━━━━━ Listed records ━━━━━

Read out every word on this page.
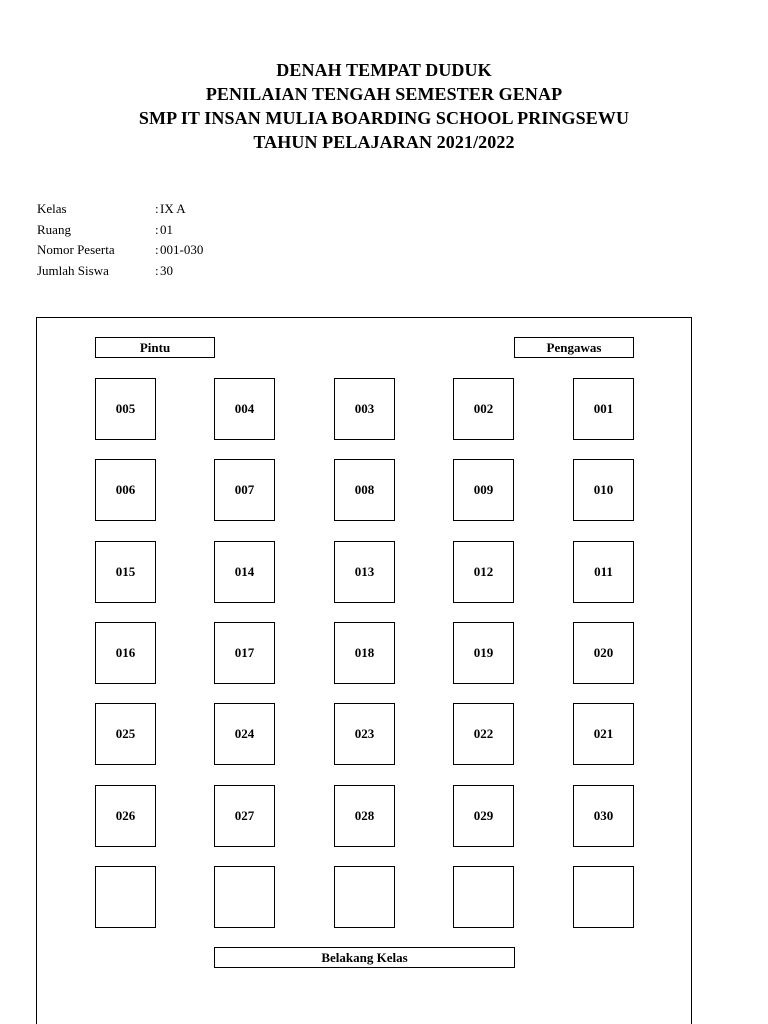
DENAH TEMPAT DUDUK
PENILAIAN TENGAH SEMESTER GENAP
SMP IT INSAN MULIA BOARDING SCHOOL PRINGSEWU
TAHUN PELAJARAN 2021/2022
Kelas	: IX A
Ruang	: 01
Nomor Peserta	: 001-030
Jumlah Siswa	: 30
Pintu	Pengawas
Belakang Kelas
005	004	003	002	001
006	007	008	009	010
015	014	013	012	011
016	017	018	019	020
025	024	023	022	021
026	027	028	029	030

━━━━━

Write out all the records again, exactly, minus any pictures.

__Problem solution__
Read out every word on this page.
DENAH TEMPAT DUDUK
PENILAIAN TENGAH SEMESTER GENAP
SMP IT INSAN MULIA BOARDING SCHOOL PRINGSEWU
TAHUN PELAJARAN 2021/2022
Kelas	: IX A
Ruang	: 01
Nomor Peserta	: 001-030
Jumlah Siswa	: 30
Pintu	Pengawas
Belakang Kelas
005	004	003	002	001
006	007	008	009	010
015	014	013	012	011
016	017	018	019	020
025	024	023	022	021
026	027	028	029	030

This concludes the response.